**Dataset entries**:
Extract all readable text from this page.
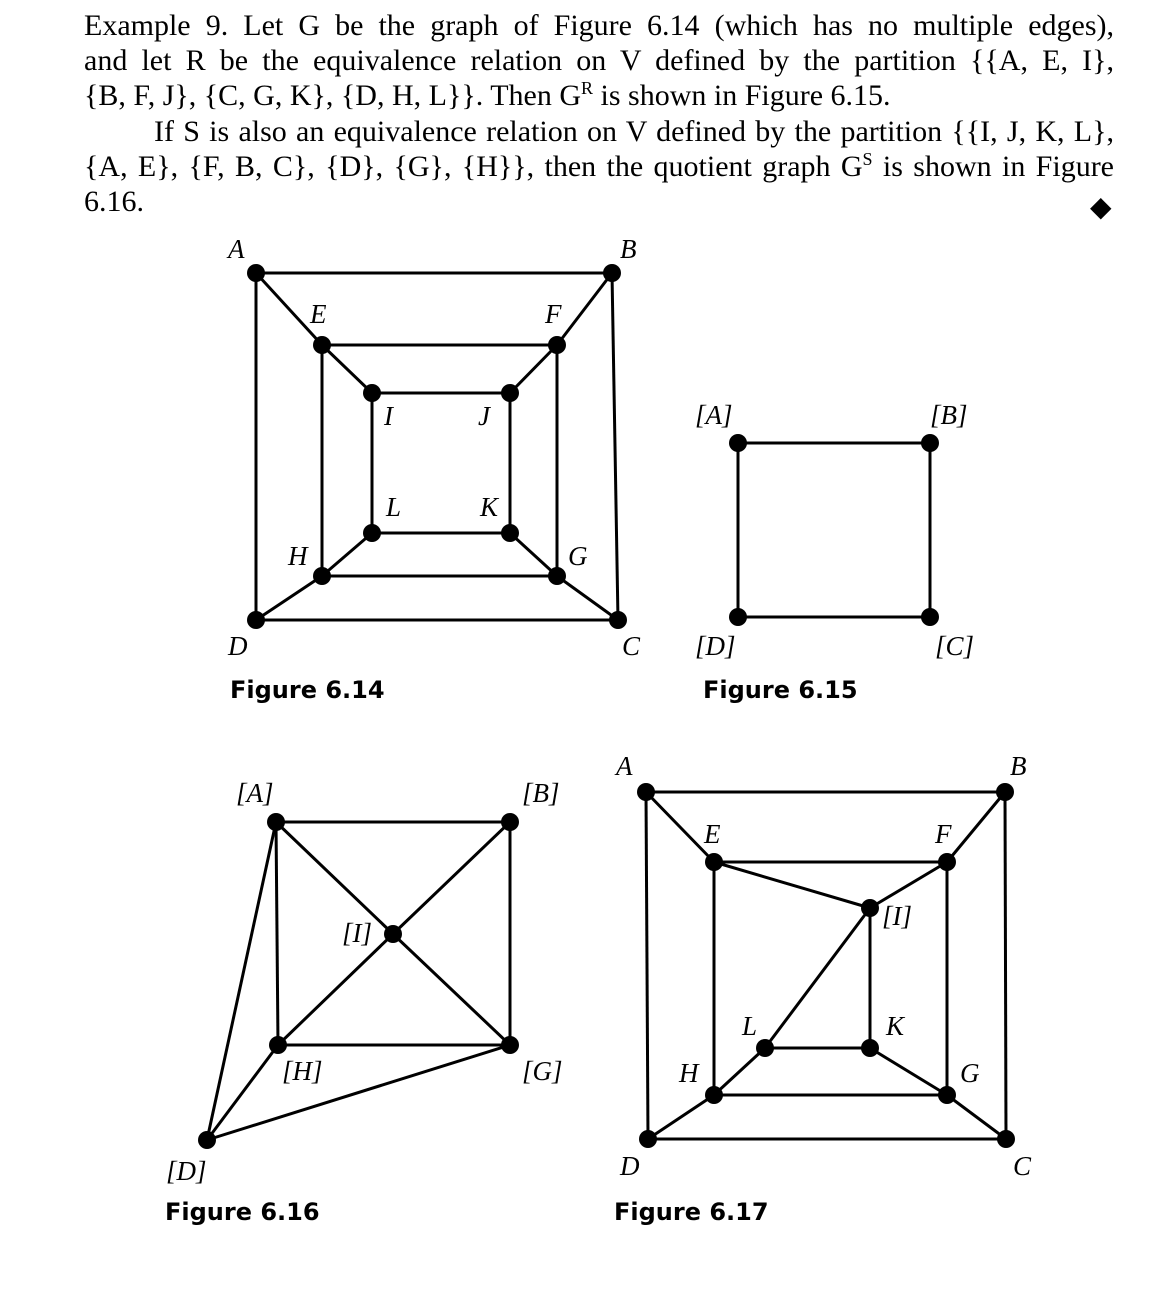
Example 9. Let G be the graph of Figure 6.14 (which has no multiple edges),

and let R be the equivalence relation on V defined by the partition {{A, E, I},

{B, F, J}, {C, G, K}, {D, H, L}}. Then $G^R$ is shown in Figure 6.15.

If S is also an equivalence relation on V defined by the partition {{I, J, K, L},

{A, E}, {F, B, C}, {D}, {G}, {H}}, then the quotient graph $G^S$ is shown in Figure 6.16.	◆
A	B
C
D
E	F
G
H
I	J
K
L
Figure 6.14
[A]	[B]
[C]
[D]
Figure 6.15
[A]	[B]
[I]
[H]	[G]
[D]
Figure 6.16
A	B
C
D
E	F
G
H
[I]
K
L
Figure 6.17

**Exercise instructions**: Repeat each record exactly as shown above, dropping all images.

**Result of the task**:
Extract all readable text from this page.
Example 9. Let G be the graph of Figure 6.14 (which has no multiple edges),

and let R be the equivalence relation on V defined by the partition {{A, E, I},

{B, F, J}, {C, G, K}, {D, H, L}}. Then $G^R$ is shown in Figure 6.15.

If S is also an equivalence relation on V defined by the partition {{I, J, K, L},

{A, E}, {F, B, C}, {D}, {G}, {H}}, then the quotient graph $G^S$ is shown in Figure 6.16.	◆
A	B
C
D
E	F
G
H
I	J
K
L
Figure 6.14
[A]	[B]
[C]
[D]
Figure 6.15
[A]	[B]
[I]
[H]	[G]
[D]
Figure 6.16
A	B
C
D
E	F
G
H
[I]
K
L
Figure 6.17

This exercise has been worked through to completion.